Information given –
···

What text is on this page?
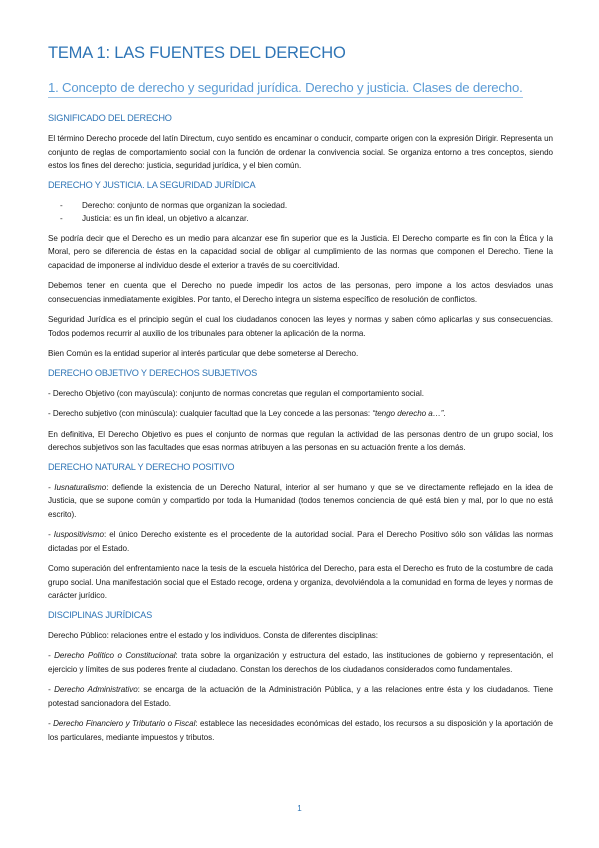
TEMA 1: LAS FUENTES DEL DERECHO
1. Concepto de derecho y seguridad jurídica. Derecho y justicia. Clases de derecho.
SIGNIFICADO DEL DERECHO

El término Derecho procede del latín Directum, cuyo sentido es encaminar o conducir, comparte origen con la expresión Dirigir. Representa un conjunto de reglas de comportamiento social con la función de ordenar la convivencia social. Se organiza entorno a tres conceptos, siendo estos los fines del derecho: justicia, seguridad jurídica, y el bien común.

DERECHO Y JUSTICIA. LA SEGURIDAD JURÍDICA
- Derecho: conjunto de normas que organizan la sociedad.
- Justicia: es un fin ideal, un objetivo a alcanzar.

Se podría decir que el Derecho es un medio para alcanzar ese fin superior que es la Justicia. El Derecho comparte es fin con la Ética y la Moral, pero se diferencia de éstas en la capacidad social de obligar al cumplimiento de las normas que componen el Derecho. Tiene la capacidad de imponerse al individuo desde el exterior a través de su coercitividad.

Debemos tener en cuenta que el Derecho no puede impedir los actos de las personas, pero impone a los actos desviados unas consecuencias inmediatamente exigibles. Por tanto, el Derecho integra un sistema específico de resolución de conflictos.

Seguridad Jurídica es el principio según el cual los ciudadanos conocen las leyes y normas y saben cómo aplicarlas y sus consecuencias. Todos podemos recurrir al auxilio de los tribunales para obtener la aplicación de la norma.

Bien Común es la entidad superior al interés particular que debe someterse al Derecho.

DERECHO OBJETIVO Y DERECHOS SUBJETIVOS

- Derecho Objetivo (con mayúscula): conjunto de normas concretas que regulan el comportamiento social.

- Derecho subjetivo (con minúscula): cualquier facultad que la Ley concede a las personas: “tengo derecho a…”.

En definitiva, El Derecho Objetivo es pues el conjunto de normas que regulan la actividad de las personas dentro de un grupo social, los derechos subjetivos son las facultades que esas normas atribuyen a las personas en su actuación frente a los demás.

DERECHO NATURAL Y DERECHO POSITIVO

- Iusnaturalismo: defiende la existencia de un Derecho Natural, interior al ser humano y que se ve directamente reflejado en la idea de Justicia, que se supone común y compartido por toda la Humanidad (todos tenemos conciencia de qué está bien y mal, por lo que no está escrito).

- Iuspositivismo: el único Derecho existente es el procedente de la autoridad social. Para el Derecho Positivo sólo son válidas las normas dictadas por el Estado.

Como superación del enfrentamiento nace la tesis de la escuela histórica del Derecho, para esta el Derecho es fruto de la costumbre de cada grupo social. Una manifestación social que el Estado recoge, ordena y organiza, devolviéndola a la comunidad en forma de leyes y normas de carácter jurídico.

DISCIPLINAS JURÍDICAS

Derecho Público: relaciones entre el estado y los individuos. Consta de diferentes disciplinas:

- Derecho Político o Constitucional: trata sobre la organización y estructura del estado, las instituciones de gobierno y representación, el ejercicio y límites de sus poderes frente al ciudadano. Constan los derechos de los ciudadanos considerados como fundamentales.

- Derecho Administrativo: se encarga de la actuación de la Administración Pública, y a las relaciones entre ésta y los ciudadanos. Tiene potestad sancionadora del Estado.

- Derecho Financiero y Tributario o Fiscal: establece las necesidades económicas del estado, los recursos a su disposición y la aportación de los particulares, mediante impuestos y tributos.

1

···

Short task – Return all lines containing "consecuencias".

The response –
Debemos tener en cuenta que el Derecho no puede impedir los actos de las personas, pero impone a los actos desviados unas consecuencias inmediatamente exigibles. Por tanto, el Derecho integra un sistema específico de resolución de conflictos.
Seguridad Jurídica es el principio según el cual los ciudadanos conocen las leyes y normas y saben cómo aplicarlas y sus consecuencias. Todos podemos recurrir al auxilio de los tribunales para obtener la aplicación de la norma.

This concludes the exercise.